• **TASK BRIEF**
Return the records verbatim, from the start through the line that contains "370, 449, 410]".

• **DATA FOR PROCESSING**
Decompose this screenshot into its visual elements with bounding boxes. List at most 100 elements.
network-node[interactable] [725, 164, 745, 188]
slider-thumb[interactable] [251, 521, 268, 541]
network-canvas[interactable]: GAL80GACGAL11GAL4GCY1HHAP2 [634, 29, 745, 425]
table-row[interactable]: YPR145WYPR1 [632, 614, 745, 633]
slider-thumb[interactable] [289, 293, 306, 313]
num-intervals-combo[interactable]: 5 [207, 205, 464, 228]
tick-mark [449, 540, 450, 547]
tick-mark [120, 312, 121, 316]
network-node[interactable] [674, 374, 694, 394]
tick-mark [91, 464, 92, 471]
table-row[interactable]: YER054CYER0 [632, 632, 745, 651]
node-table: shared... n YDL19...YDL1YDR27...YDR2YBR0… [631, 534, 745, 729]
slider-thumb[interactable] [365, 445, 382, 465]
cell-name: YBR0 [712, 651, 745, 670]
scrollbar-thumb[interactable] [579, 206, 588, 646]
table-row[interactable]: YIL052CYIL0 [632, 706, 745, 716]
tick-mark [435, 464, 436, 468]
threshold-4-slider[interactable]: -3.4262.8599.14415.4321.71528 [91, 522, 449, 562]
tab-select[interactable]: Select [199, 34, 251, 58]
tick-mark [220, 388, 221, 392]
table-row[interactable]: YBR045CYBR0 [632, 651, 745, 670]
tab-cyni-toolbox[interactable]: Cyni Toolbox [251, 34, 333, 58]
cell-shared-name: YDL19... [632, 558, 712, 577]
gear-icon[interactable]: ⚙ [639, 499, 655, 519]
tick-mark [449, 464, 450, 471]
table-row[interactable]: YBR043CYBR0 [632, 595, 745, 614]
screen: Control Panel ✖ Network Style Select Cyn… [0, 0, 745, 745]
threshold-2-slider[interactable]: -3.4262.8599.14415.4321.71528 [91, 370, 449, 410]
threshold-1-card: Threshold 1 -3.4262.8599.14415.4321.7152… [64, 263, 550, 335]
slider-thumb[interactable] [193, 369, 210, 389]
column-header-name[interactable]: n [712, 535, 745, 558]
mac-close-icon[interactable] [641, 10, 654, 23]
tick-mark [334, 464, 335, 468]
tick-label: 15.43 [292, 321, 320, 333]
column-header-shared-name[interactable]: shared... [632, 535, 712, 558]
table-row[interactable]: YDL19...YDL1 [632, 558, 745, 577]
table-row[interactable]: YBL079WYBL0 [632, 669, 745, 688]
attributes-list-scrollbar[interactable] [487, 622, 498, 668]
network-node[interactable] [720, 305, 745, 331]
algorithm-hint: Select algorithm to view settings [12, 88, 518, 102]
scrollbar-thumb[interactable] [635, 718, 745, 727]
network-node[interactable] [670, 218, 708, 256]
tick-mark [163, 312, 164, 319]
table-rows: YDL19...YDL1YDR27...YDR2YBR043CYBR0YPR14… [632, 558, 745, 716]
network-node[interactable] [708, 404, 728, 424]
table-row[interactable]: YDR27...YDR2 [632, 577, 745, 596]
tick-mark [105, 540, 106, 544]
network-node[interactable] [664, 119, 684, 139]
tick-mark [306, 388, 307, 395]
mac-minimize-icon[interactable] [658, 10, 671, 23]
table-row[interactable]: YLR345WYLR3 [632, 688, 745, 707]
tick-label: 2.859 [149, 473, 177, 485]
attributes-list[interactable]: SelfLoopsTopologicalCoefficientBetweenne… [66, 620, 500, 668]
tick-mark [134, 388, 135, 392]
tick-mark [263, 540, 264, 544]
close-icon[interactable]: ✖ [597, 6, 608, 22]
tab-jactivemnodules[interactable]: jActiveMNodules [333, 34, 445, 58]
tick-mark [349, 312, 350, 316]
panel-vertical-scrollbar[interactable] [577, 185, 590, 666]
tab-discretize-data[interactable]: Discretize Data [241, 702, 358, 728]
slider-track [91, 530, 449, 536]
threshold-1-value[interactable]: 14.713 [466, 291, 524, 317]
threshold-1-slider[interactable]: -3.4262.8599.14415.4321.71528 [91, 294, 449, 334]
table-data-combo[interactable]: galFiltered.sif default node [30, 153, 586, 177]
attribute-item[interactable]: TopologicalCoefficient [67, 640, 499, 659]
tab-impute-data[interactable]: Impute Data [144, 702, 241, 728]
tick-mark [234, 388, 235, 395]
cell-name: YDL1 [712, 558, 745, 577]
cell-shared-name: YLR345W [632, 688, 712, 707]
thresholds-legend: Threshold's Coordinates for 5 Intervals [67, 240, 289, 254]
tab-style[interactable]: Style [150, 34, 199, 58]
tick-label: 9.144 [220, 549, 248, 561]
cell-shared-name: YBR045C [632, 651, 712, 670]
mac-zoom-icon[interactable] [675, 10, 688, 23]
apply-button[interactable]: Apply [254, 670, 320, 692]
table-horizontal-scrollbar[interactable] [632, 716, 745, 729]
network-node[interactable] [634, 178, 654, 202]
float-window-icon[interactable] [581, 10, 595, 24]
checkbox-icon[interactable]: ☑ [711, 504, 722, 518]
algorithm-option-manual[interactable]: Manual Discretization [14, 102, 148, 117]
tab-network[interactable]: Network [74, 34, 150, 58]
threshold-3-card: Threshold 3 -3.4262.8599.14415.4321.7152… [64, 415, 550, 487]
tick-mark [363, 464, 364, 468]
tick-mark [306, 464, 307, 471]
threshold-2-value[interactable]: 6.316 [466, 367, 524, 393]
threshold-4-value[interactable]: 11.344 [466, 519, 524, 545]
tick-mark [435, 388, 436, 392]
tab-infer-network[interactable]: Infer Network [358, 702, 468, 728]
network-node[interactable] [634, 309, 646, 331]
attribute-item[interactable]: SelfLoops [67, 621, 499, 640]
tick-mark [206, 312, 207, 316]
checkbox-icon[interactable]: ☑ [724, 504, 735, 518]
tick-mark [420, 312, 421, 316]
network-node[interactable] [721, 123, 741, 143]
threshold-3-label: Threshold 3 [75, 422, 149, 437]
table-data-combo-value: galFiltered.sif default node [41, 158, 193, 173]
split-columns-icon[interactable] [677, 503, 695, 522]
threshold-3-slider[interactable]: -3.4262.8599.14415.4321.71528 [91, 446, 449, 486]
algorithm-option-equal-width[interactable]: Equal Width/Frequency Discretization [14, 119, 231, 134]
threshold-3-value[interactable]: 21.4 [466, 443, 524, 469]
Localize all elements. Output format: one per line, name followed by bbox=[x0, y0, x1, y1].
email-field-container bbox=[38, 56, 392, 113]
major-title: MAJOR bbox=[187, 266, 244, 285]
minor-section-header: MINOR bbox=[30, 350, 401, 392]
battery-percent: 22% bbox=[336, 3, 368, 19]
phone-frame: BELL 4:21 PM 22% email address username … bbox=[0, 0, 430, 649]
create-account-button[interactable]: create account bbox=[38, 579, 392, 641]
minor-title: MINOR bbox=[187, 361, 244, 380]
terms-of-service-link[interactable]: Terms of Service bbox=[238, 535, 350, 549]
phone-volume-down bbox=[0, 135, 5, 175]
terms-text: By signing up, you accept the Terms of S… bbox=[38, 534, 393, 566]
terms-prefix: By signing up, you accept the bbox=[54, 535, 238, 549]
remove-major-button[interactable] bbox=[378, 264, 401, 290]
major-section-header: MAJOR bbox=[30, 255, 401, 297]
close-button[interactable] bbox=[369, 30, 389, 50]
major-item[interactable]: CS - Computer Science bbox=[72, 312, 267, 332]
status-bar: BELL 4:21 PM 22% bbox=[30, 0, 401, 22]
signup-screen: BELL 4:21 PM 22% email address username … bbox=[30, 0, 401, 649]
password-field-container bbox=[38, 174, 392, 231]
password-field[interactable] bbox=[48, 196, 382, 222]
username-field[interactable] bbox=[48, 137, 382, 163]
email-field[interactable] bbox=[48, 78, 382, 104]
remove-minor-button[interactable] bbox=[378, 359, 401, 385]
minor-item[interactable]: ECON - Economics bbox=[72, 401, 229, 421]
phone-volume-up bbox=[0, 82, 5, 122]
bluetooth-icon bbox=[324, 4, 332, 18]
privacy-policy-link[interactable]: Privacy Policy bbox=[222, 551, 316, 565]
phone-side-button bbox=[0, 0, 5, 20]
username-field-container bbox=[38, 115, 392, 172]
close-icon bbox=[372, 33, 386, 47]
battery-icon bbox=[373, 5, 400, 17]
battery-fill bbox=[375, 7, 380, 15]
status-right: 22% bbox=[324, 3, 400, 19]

• **EXERCISE ANSWER**
Decompose this screenshot into its visual elements with bounding boxes. List at most 100 elements.
network-node[interactable] [725, 164, 745, 188]
slider-thumb[interactable] [251, 521, 268, 541]
network-canvas[interactable]: GAL80GACGAL11GAL4GCY1HHAP2 [634, 29, 745, 425]
table-row[interactable]: YPR145WYPR1 [632, 614, 745, 633]
slider-thumb[interactable] [289, 293, 306, 313]
num-intervals-combo[interactable]: 5 [207, 205, 464, 228]
tick-mark [449, 540, 450, 547]
tick-mark [120, 312, 121, 316]
network-node[interactable] [674, 374, 694, 394]
tick-mark [91, 464, 92, 471]
table-row[interactable]: YER054CYER0 [632, 632, 745, 651]
node-table: shared... n YDL19...YDL1YDR27...YDR2YBR0… [631, 534, 745, 729]
slider-thumb[interactable] [365, 445, 382, 465]
cell-name: YBR0 [712, 651, 745, 670]
scrollbar-thumb[interactable] [579, 206, 588, 646]
table-row[interactable]: YIL052CYIL0 [632, 706, 745, 716]
tick-mark [435, 464, 436, 468]
threshold-4-slider[interactable]: -3.4262.8599.14415.4321.71528 [91, 522, 449, 562]
tab-select[interactable]: Select [199, 34, 251, 58]
tick-mark [220, 388, 221, 392]
table-row[interactable]: YBR045CYBR0 [632, 651, 745, 670]
tab-cyni-toolbox[interactable]: Cyni Toolbox [251, 34, 333, 58]
cell-shared-name: YDL19... [632, 558, 712, 577]
gear-icon[interactable]: ⚙ [639, 499, 655, 519]
tick-mark [449, 464, 450, 471]
table-row[interactable]: YBR043CYBR0 [632, 595, 745, 614]
screen: Control Panel ✖ Network Style Select Cyn… [0, 0, 745, 745]
threshold-2-slider[interactable]: -3.4262.8599.14415.4321.71528 [91, 370, 449, 410]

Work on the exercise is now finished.